*** Given passage

He [Bogdanor] referred to the arrest and questioning of a conservative MP, Damian Green, by Special Branch police as “a storm in a teacup” — “The important principle is that MPs – apart from when they’re speaking in the chamber and dealing with constituents’ correspondence – are as subject to the same laws as the rest of us.”

Well, we can agree with the good professor, then, about the Tories’ proposals for a British Bill of Rights and the arrest of Damian Green (on which my similar views are set out at rather greater length here and here), whatever we might think of his dubious analysis of the wretched Constitutional Reform and Governance Bill.

PS:  Another dismal feature of the so-called Constitutional Reform (etc) Bill is its inexplicable and indefensible insistence that while the remaining heredity peers’ membership of the House of Lords is being laboriously phased out as their Lordships are culled, one by one, by the Grim Reaper, nevertheless the Church of England is to keep its weird privilege of appointing a selection of its bishops and the Archbishops to membership of the second chamber of our legislature. Law-making by priests — of one sect only — is to continue.  Considerations of space inhibited me from mentioning this absurdity in my abortive letter to the Guardian;  the Oxford professor, with more Guardian space available to him, doesn’t mention it either.  Muslims, Roman Catholics, Jews, atheists, etc., etc., take note.

[1] The mountains will go into labour and a ridiculous mouse will be born.

******
*** Records shown

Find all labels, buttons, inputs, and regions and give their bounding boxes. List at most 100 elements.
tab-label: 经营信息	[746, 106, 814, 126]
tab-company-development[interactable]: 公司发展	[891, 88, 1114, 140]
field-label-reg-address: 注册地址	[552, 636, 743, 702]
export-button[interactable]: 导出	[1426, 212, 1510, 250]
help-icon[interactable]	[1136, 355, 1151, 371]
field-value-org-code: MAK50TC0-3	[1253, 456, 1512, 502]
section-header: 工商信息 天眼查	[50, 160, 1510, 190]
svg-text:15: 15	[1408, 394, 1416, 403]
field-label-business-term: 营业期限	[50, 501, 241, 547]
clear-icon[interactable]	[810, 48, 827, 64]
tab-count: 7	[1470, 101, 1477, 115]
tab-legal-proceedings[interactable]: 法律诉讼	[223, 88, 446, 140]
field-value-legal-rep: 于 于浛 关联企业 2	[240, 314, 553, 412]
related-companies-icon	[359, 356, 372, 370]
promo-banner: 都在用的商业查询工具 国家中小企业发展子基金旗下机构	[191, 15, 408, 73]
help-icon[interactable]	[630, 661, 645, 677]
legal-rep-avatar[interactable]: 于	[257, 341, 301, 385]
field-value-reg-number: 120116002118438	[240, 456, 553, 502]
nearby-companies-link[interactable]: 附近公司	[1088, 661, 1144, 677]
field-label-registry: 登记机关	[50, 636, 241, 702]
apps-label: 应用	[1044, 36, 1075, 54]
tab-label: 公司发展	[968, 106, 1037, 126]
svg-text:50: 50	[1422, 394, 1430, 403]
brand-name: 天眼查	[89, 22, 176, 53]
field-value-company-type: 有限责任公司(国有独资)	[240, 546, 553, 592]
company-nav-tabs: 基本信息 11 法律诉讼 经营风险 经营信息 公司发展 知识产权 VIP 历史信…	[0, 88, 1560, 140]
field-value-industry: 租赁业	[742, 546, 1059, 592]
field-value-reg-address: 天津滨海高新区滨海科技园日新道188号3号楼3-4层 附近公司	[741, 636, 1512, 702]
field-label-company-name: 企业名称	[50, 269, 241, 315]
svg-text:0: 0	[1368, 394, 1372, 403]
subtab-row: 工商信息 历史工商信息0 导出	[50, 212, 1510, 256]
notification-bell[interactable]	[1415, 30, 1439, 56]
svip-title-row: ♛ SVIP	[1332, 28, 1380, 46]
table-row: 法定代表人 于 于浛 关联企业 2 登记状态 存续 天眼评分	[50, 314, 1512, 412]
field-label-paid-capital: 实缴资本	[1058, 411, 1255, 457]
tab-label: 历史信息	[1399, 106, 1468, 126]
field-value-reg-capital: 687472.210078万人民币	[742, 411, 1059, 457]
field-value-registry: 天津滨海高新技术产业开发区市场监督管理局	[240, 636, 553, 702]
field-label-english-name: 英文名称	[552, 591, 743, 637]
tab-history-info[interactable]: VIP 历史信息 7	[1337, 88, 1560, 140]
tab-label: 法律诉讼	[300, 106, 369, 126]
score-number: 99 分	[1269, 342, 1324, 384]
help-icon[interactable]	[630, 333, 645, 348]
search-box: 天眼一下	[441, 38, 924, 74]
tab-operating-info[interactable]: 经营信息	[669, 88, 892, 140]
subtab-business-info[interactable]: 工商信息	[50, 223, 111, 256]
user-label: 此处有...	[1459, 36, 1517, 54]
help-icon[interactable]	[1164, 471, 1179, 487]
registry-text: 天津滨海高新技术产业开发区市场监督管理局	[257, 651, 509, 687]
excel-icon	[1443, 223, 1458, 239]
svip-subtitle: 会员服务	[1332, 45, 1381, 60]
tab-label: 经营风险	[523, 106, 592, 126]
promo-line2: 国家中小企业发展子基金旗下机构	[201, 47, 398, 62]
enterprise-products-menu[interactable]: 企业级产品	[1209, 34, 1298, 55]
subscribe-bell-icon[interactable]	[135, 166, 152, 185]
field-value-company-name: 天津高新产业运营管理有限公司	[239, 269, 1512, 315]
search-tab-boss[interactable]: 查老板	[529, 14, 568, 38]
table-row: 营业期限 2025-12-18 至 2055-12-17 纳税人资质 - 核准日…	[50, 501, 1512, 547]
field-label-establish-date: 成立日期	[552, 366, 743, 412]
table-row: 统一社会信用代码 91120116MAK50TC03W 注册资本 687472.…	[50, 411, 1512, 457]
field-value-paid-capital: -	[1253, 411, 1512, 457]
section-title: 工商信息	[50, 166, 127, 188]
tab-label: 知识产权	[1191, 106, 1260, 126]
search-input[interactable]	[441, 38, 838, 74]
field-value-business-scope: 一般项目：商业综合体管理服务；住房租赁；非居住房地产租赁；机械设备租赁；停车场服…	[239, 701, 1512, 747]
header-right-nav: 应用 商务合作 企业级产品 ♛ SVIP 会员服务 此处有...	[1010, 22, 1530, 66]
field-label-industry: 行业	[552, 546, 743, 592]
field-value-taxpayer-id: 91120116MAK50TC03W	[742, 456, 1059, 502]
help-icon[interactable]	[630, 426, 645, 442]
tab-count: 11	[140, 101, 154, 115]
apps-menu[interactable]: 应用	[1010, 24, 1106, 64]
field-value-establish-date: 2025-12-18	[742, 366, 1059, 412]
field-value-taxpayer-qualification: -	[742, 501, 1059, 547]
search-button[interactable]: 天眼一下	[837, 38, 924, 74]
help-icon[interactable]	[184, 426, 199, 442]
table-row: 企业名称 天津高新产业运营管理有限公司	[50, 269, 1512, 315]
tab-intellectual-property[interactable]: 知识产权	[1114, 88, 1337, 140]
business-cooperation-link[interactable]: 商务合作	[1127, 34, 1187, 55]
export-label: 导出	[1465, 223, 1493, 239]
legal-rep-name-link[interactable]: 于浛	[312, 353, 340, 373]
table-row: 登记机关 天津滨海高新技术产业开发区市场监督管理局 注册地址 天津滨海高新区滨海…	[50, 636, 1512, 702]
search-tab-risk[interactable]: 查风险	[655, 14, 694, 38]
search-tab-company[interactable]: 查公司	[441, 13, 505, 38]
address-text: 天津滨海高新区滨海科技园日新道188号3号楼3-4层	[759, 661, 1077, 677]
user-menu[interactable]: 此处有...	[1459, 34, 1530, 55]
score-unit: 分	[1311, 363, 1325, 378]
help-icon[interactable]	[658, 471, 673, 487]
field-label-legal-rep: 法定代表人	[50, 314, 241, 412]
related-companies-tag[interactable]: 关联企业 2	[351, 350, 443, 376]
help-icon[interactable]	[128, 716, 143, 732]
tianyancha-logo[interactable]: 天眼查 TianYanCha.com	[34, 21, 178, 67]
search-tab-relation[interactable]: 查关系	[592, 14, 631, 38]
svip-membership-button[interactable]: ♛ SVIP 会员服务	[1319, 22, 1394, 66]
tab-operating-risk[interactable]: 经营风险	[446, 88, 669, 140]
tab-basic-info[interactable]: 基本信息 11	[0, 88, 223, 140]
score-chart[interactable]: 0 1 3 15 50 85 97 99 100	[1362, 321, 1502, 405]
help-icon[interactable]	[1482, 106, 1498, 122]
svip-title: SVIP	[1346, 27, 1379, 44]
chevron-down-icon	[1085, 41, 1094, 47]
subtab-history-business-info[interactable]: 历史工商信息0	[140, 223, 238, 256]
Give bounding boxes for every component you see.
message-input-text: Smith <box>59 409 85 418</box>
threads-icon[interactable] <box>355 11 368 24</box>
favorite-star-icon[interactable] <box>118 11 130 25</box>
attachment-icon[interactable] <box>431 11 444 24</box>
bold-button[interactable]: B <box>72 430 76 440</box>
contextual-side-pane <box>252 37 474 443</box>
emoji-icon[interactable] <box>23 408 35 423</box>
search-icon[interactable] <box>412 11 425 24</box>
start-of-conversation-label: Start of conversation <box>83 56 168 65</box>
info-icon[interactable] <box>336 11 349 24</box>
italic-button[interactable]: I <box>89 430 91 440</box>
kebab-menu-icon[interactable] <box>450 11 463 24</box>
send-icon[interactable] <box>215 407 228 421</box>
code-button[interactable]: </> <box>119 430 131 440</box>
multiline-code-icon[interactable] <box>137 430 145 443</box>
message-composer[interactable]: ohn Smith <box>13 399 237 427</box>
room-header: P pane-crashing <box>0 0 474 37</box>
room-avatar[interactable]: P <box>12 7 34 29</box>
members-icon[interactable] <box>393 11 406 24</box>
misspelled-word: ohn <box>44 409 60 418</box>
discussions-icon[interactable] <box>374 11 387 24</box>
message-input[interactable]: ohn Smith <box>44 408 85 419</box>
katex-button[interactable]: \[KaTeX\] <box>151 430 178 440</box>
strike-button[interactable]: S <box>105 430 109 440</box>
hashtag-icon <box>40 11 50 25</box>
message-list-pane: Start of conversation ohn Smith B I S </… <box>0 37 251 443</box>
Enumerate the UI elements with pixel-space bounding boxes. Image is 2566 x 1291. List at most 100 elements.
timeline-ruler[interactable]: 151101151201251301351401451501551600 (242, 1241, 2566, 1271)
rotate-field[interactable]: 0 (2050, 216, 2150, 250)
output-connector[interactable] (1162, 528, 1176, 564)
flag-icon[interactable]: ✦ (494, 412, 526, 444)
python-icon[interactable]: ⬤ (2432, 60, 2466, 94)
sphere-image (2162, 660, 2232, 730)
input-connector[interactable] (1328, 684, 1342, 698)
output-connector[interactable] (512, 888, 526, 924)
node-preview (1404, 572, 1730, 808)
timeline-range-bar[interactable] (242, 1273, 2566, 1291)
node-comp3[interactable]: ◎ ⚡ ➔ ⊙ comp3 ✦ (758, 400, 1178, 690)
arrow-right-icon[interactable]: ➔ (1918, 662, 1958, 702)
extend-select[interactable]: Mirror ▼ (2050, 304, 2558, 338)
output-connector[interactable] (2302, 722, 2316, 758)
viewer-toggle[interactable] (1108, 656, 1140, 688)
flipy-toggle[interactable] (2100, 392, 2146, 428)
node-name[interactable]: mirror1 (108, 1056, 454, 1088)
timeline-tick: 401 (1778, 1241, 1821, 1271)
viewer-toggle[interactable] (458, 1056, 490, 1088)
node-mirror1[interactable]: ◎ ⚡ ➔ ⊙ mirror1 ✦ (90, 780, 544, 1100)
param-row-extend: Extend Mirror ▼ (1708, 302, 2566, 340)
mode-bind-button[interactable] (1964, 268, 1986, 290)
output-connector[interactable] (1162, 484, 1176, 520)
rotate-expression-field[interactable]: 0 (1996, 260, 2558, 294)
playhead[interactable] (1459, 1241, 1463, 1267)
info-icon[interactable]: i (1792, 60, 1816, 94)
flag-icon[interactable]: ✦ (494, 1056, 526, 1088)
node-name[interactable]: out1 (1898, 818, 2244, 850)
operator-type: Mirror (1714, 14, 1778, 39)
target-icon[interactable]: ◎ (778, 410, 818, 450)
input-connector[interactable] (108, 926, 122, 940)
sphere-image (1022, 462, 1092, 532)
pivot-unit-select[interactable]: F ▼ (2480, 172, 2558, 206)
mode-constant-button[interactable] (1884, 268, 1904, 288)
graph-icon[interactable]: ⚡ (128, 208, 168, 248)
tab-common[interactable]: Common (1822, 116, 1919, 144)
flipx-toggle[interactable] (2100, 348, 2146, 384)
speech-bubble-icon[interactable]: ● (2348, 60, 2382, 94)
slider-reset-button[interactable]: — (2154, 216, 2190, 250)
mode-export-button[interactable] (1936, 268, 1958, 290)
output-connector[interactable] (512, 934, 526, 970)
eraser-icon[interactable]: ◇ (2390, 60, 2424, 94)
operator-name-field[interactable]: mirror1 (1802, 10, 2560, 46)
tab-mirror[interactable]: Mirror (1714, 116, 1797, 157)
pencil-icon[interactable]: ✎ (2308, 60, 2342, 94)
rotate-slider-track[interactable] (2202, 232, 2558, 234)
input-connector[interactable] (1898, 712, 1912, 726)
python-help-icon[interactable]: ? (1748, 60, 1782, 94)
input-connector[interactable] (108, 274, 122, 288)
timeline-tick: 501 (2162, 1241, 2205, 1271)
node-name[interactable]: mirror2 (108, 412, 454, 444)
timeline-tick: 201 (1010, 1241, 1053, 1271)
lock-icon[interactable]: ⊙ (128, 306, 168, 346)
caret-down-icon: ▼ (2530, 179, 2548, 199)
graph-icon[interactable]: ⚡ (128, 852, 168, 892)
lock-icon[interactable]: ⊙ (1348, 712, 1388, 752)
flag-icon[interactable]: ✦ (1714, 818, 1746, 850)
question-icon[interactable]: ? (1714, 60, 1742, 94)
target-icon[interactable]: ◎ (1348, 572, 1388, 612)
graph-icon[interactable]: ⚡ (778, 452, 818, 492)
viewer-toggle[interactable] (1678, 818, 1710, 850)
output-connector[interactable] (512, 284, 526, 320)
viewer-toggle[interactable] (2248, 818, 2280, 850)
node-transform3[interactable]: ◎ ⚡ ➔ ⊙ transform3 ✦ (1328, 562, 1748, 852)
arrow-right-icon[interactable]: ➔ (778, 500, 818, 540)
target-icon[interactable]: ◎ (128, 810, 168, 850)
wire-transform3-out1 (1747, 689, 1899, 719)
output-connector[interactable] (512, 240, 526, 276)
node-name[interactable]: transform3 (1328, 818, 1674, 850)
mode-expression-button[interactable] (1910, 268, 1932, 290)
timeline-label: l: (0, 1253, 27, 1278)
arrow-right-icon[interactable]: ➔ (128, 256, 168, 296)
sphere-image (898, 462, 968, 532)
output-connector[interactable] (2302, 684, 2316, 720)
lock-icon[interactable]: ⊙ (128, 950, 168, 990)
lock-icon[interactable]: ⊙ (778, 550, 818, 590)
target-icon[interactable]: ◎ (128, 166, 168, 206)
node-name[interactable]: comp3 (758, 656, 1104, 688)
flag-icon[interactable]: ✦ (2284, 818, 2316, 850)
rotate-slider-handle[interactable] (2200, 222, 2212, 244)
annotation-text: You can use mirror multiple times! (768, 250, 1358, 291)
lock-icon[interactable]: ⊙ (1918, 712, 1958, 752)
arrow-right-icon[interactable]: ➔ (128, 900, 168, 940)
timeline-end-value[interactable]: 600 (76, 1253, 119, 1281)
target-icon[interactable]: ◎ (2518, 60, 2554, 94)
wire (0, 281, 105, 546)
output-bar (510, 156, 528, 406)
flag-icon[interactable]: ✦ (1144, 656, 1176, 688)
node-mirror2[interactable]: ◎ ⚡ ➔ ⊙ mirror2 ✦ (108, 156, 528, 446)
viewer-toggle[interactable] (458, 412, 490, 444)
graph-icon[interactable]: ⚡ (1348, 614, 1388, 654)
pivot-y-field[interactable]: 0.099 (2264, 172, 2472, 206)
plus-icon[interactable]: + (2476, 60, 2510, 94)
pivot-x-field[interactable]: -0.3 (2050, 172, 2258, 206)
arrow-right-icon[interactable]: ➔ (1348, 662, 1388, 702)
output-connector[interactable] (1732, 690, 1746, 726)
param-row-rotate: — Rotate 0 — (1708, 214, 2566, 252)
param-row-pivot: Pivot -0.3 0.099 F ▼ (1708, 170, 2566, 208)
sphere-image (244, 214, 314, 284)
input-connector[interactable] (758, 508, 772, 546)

******

Instructions -
1. In the given passage:
(a) What phrase did Bogdanor use for the arrest and questioning of Damian Green?
(b) Which church keeps its privilege of appointing bishops and Archbishops to the second chamber?
(c) According to the footnote marked [1], what will be born?
2. Reproduce the rows verbatim, everything from the first row down to the row containing "15, 408, 73]", both ends included.

Exercise responses -
1.
(a) "a storm in a teacup"
(b) The Church of England
(c) A ridiculous mouse

2.
Find all labels, buttons, inputs, and regions and give their bounding boxes. List at most 100 elements.
tab-label: 经营信息	[746, 106, 814, 126]
tab-company-development[interactable]: 公司发展	[891, 88, 1114, 140]
field-label-reg-address: 注册地址	[552, 636, 743, 702]
export-button[interactable]: 导出	[1426, 212, 1510, 250]
help-icon[interactable]	[1136, 355, 1151, 371]
field-value-org-code: MAK50TC0-3	[1253, 456, 1512, 502]
section-header: 工商信息 天眼查	[50, 160, 1510, 190]
svg-text:15: 15	[1408, 394, 1416, 403]
field-label-business-term: 营业期限	[50, 501, 241, 547]
clear-icon[interactable]	[810, 48, 827, 64]
tab-count: 7	[1470, 101, 1477, 115]
tab-legal-proceedings[interactable]: 法律诉讼	[223, 88, 446, 140]
field-value-legal-rep: 于 于浛 关联企业 2	[240, 314, 553, 412]
related-companies-icon	[359, 356, 372, 370]
promo-banner: 都在用的商业查询工具 国家中小企业发展子基金旗下机构	[191, 15, 408, 73]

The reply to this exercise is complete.